[Raw records]
+--
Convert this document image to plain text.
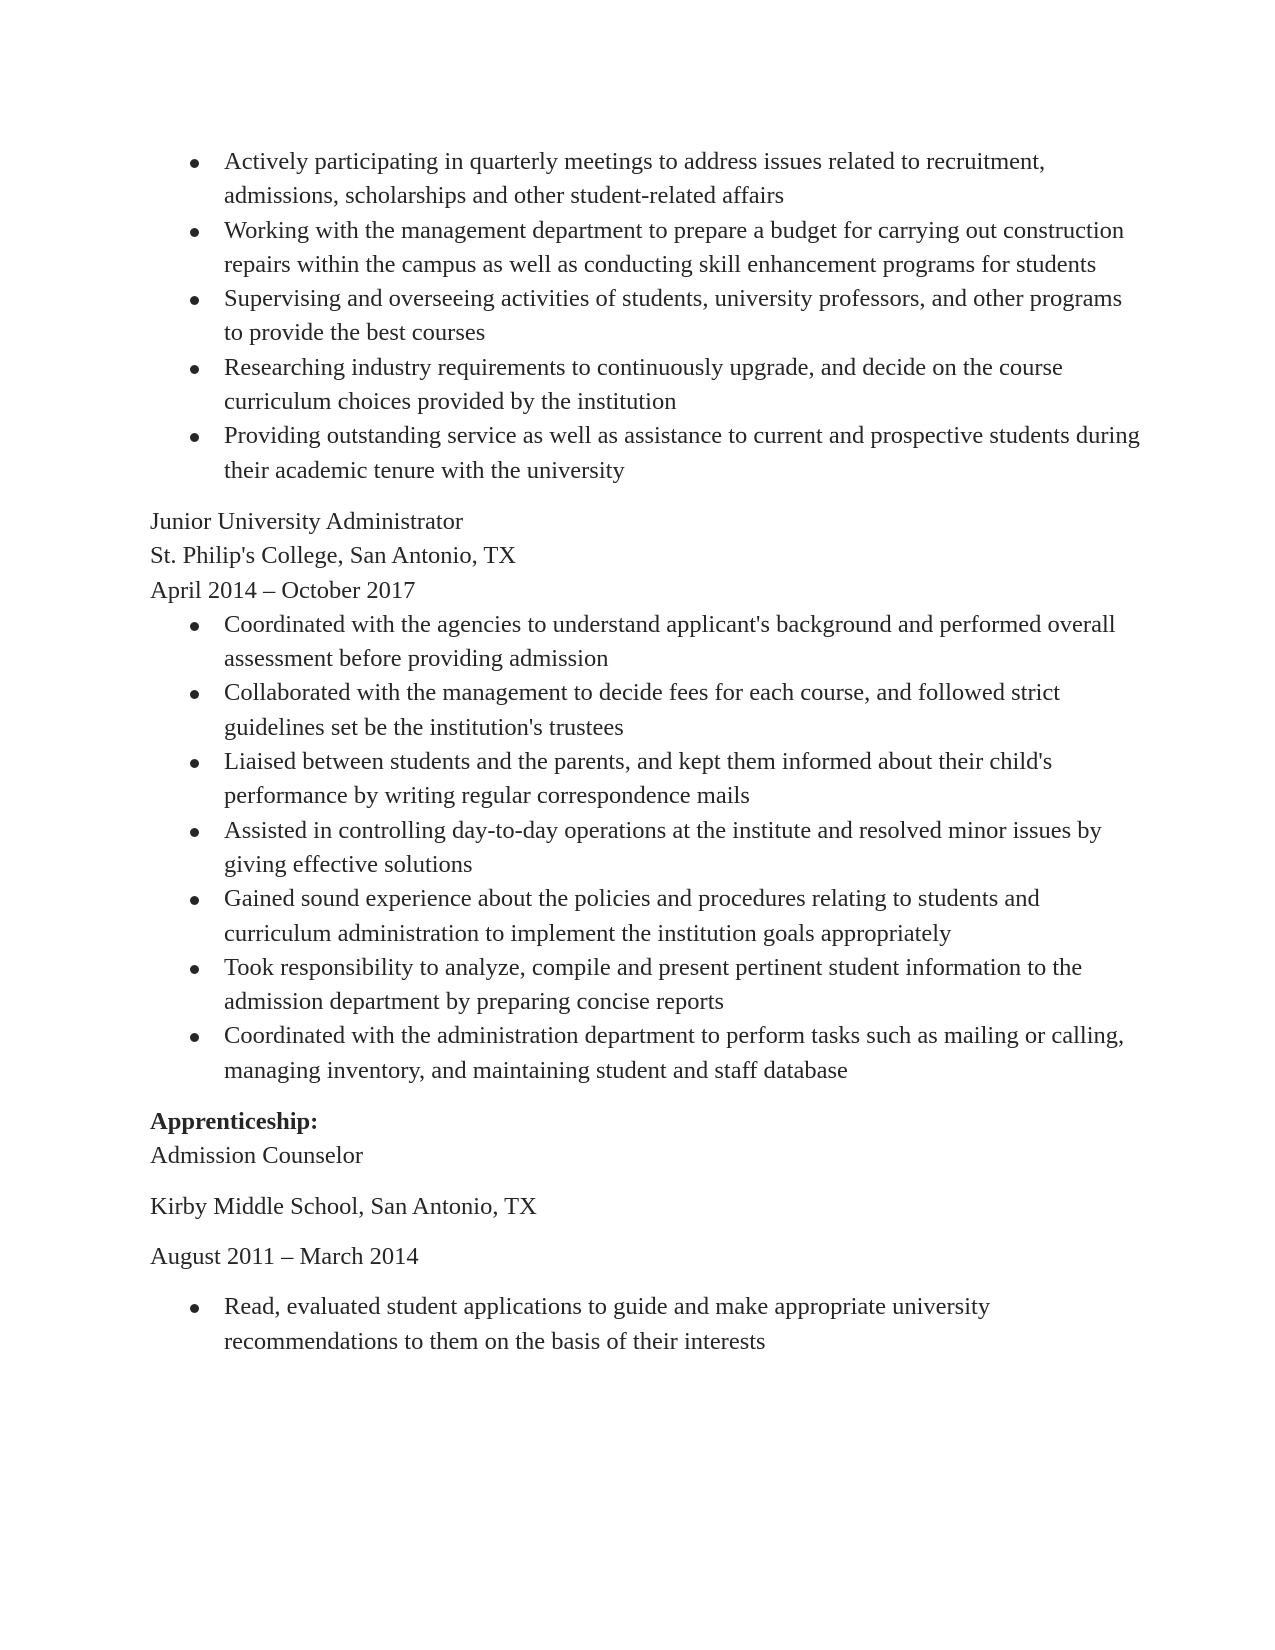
Actively participating in quarterly meetings to address issues related to recruitment, admissions, scholarships and other student-related affairs
Working with the management department to prepare a budget for carrying out construction repairs within the campus as well as conducting skill enhancement programs for students
Supervising and overseeing activities of students, university professors, and other programs to provide the best courses
Researching industry requirements to continuously upgrade, and decide on the course curriculum choices provided by the institution
Providing outstanding service as well as assistance to current and prospective students during their academic tenure with the university

Junior University Administrator

St. Philip's College, San Antonio, TX

April 2014 – October 2017

Coordinated with the agencies to understand applicant's background and performed overall assessment before providing admission
Collaborated with the management to decide fees for each course, and followed strict guidelines set be the institution's trustees
Liaised between students and the parents, and kept them informed about their child's performance by writing regular correspondence mails
Assisted in controlling day-to-day operations at the institute and resolved minor issues by giving effective solutions
Gained sound experience about the policies and procedures relating to students and curriculum administration to implement the institution goals appropriately
Took responsibility to analyze, compile and present pertinent student information to the admission department by preparing concise reports
Coordinated with the administration department to perform tasks such as mailing or calling, managing inventory, and maintaining student and staff database

Apprenticeship:

Admission Counselor

Kirby Middle School, San Antonio, TX

August 2011 – March 2014

Read, evaluated student applications to guide and make appropriate university recommendations to them on the basis of their interests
+--
● **Your objective**
Omit the pictures. Transcribe every record exactly.

● **Expected output**
Convert this document image to plain text.
Actively participating in quarterly meetings to address issues related to recruitment, admissions, scholarships and other student-related affairs
Working with the management department to prepare a budget for carrying out construction repairs within the campus as well as conducting skill enhancement programs for students
Supervising and overseeing activities of students, university professors, and other programs to provide the best courses
Researching industry requirements to continuously upgrade, and decide on the course curriculum choices provided by the institution
Providing outstanding service as well as assistance to current and prospective students during their academic tenure with the university

Junior University Administrator

St. Philip's College, San Antonio, TX

April 2014 – October 2017

Coordinated with the agencies to understand applicant's background and performed overall assessment before providing admission
Collaborated with the management to decide fees for each course, and followed strict guidelines set be the institution's trustees
Liaised between students and the parents, and kept them informed about their child's performance by writing regular correspondence mails
Assisted in controlling day-to-day operations at the institute and resolved minor issues by giving effective solutions
Gained sound experience about the policies and procedures relating to students and curriculum administration to implement the institution goals appropriately
Took responsibility to analyze, compile and present pertinent student information to the admission department by preparing concise reports
Coordinated with the administration department to perform tasks such as mailing or calling, managing inventory, and maintaining student and staff database

Apprenticeship:

Admission Counselor

Kirby Middle School, San Antonio, TX

August 2011 – March 2014

Read, evaluated student applications to guide and make appropriate university recommendations to them on the basis of their interests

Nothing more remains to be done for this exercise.